BEGIN Records

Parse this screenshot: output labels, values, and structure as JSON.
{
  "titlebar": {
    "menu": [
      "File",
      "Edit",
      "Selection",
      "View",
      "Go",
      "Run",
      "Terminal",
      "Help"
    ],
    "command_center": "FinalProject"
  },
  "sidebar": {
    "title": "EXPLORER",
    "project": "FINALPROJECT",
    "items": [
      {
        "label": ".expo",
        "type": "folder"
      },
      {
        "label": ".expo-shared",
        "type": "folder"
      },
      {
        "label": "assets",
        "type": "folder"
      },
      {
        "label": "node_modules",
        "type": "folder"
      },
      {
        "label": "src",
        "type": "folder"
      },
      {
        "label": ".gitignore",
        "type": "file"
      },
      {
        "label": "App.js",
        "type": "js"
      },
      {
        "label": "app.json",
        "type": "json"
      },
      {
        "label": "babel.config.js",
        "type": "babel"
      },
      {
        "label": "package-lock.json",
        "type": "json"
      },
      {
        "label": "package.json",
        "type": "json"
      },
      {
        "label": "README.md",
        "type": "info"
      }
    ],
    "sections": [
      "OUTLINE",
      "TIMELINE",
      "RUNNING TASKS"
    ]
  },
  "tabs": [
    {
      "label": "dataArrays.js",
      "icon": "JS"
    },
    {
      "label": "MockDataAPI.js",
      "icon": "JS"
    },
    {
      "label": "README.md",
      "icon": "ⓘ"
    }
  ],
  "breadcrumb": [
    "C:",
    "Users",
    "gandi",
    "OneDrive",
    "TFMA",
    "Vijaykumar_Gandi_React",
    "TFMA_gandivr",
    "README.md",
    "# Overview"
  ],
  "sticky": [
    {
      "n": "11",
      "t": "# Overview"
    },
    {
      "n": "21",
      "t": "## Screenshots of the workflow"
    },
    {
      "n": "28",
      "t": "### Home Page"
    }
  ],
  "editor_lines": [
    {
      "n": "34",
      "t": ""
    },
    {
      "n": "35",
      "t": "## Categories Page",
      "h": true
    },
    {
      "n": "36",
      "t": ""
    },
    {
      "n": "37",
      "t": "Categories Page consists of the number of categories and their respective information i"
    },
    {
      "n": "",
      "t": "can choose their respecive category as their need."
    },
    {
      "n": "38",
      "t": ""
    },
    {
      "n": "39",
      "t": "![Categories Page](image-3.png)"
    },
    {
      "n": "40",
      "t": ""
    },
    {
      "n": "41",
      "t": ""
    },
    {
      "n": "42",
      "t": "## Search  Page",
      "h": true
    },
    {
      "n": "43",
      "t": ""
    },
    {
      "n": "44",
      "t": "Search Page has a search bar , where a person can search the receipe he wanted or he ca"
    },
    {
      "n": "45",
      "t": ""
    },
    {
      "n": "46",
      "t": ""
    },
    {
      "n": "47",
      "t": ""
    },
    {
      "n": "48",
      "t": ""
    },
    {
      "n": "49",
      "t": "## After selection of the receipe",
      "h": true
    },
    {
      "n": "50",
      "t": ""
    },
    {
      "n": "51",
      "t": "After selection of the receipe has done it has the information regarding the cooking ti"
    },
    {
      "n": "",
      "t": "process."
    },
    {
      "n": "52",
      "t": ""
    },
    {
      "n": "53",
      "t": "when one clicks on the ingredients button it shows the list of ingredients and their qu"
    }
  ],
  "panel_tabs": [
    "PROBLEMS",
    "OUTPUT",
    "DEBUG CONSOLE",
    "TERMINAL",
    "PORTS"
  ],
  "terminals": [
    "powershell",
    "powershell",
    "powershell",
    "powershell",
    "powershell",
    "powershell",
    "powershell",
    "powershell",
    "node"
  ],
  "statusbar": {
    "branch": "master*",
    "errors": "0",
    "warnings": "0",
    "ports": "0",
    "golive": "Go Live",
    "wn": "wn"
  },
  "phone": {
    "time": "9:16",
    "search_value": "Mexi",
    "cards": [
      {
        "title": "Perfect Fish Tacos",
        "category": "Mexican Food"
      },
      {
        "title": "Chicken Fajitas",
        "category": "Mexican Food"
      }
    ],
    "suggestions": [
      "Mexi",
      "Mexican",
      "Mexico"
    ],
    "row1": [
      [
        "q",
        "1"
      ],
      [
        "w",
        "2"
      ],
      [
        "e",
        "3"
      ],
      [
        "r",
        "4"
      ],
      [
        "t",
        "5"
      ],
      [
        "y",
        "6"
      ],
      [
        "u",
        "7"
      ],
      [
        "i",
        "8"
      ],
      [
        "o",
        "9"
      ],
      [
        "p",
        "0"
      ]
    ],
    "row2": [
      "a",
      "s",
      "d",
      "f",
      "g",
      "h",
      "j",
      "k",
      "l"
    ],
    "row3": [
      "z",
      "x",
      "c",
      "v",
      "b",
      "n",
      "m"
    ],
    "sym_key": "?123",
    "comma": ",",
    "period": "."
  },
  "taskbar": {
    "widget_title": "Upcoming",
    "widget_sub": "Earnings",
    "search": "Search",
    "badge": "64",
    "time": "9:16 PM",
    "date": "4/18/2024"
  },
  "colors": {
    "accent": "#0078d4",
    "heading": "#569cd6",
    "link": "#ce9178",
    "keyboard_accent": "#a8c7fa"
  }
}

END Records

### Prompt
Extract the listing in its entirety, matching it exactly.

### Written answer
Parse this screenshot: output labels, values, and structure as JSON.
{
  "titlebar": {
    "menu": [
      "File",
      "Edit",
      "Selection",
      "View",
      "Go",
      "Run",
      "Terminal",
      "Help"
    ],
    "command_center": "FinalProject"
  },
  "sidebar": {
    "title": "EXPLORER",
    "project": "FINALPROJECT",
    "items": [
      {
        "label": ".expo",
        "type": "folder"
      },
      {
        "label": ".expo-shared",
        "type": "folder"
      },
      {
        "label": "assets",
        "type": "folder"
      },
      {
        "label": "node_modules",
        "type": "folder"
      },
      {
        "label": "src",
        "type": "folder"
      },
      {
        "label": ".gitignore",
        "type": "file"
      },
      {
        "label": "App.js",
        "type": "js"
      },
      {
        "label": "app.json",
        "type": "json"
      },
      {
        "label": "babel.config.js",
        "type": "babel"
      },
      {
        "label": "package-lock.json",
        "type": "json"
      },
      {
        "label": "package.json",
        "type": "json"
      },
      {
        "label": "README.md",
        "type": "info"
      }
    ],
    "sections": [
      "OUTLINE",
      "TIMELINE",
      "RUNNING TASKS"
    ]
  },
  "tabs": [
    {
      "label": "dataArrays.js",
      "icon": "JS"
    },
    {
      "label": "MockDataAPI.js",
      "icon": "JS"
    },
    {
      "label": "README.md",
      "icon": "ⓘ"
    }
  ],
  "breadcrumb": [
    "C:",
    "Users",
    "gandi",
    "OneDrive",
    "TFMA",
    "Vijaykumar_Gandi_React",
    "TFMA_gandivr",
    "README.md",
    "# Overview"
  ],
  "sticky": [
    {
      "n": "11",
      "t": "# Overview"
    },
    {
      "n": "21",
      "t": "## Screenshots of the workflow"
    },
    {
      "n": "28",
      "t": "### Home Page"
    }
  ],
  "editor_lines": [
    {
      "n": "34",
      "t": ""
    },
    {
      "n": "35",
      "t": "## Categories Page",
      "h": true
    },
    {
      "n": "36",
      "t": ""
    },
    {
      "n": "37",
      "t": "Categories Page consists of the number of categories and their respective information i"
    },
    {
      "n": "",
      "t": "can choose their respecive category as their need."
    },
    {
      "n": "38",
      "t": ""
    },
    {
      "n": "39",
      "t": "![Categories Page](image-3.png)"
    },
    {
      "n": "40",
      "t": ""
    },
    {
      "n": "41",
      "t": ""
    },
    {
      "n": "42",
      "t": "## Search  Page",
      "h": true
    },
    {
      "n": "43",
      "t": ""
    },
    {
      "n": "44",
      "t": "Search Page has a search bar , where a person can search the receipe he wanted or he ca"
    },
    {
      "n": "45",
      "t": ""
    },
    {
      "n": "46",
      "t": ""
    },
    {
      "n": "47",
      "t": ""
    },
    {
      "n": "48",
      "t": ""
    },
    {
      "n": "49",
      "t": "## After selection of the receipe",
      "h": true
    },
    {
      "n": "50",
      "t": ""
    },
    {
      "n": "51",
      "t": "After selection of the receipe has done it has the information regarding the cooking ti"
    },
    {
      "n": "",
      "t": "process."
    },
    {
      "n": "52",
      "t": ""
    },
    {
      "n": "53",
      "t": "when one clicks on the ingredients button it shows the list of ingredients and their qu"
    }
  ],
  "panel_tabs": [
    "PROBLEMS",
    "OUTPUT",
    "DEBUG CONSOLE",
    "TERMINAL",
    "PORTS"
  ],
  "terminals": [
    "powershell",
    "powershell",
    "powershell",
    "powershell",
    "powershell",
    "powershell",
    "powershell",
    "powershell",
    "node"
  ],
  "statusbar": {
    "branch": "master*",
    "errors": "0",
    "warnings": "0",
    "ports": "0",
    "golive": "Go Live",
    "wn": "wn"
  },
  "phone": {
    "time": "9:16",
    "search_value": "Mexi",
    "cards": [
      {
        "title": "Perfect Fish Tacos",
        "category": "Mexican Food"
      },
      {
        "title": "Chicken Fajitas",
        "category": "Mexican Food"
      }
    ],
    "suggestions": [
      "Mexi",
      "Mexican",
      "Mexico"
    ],
    "row1": [
      [
        "q",
        "1"
      ],
      [
        "w",
        "2"
      ],
      [
        "e",
        "3"
      ],
      [
        "r",
        "4"
      ],
      [
        "t",
        "5"
      ],
      [
        "y",
        "6"
      ],
      [
        "u",
        "7"
      ],
      [
        "i",
        "8"
      ],
      [
        "o",
        "9"
      ],
      [
        "p",
        "0"
      ]
    ],
    "row2": [
      "a",
      "s",
      "d",
      "f",
      "g",
      "h",
      "j",
      "k",
      "l"
    ],
    "row3": [
      "z",
      "x",
      "c",
      "v",
      "b",
      "n",
      "m"
    ],
    "sym_key": "?123",
    "comma": ",",
    "period": "."
  },
  "taskbar": {
    "widget_title": "Upcoming",
    "widget_sub": "Earnings",
    "search": "Search",
    "badge": "64",
    "time": "9:16 PM",
    "date": "4/18/2024"
  },
  "colors": {
    "accent": "#0078d4",
    "heading": "#569cd6",
    "link": "#ce9178",
    "keyboard_accent": "#a8c7fa"
  }
}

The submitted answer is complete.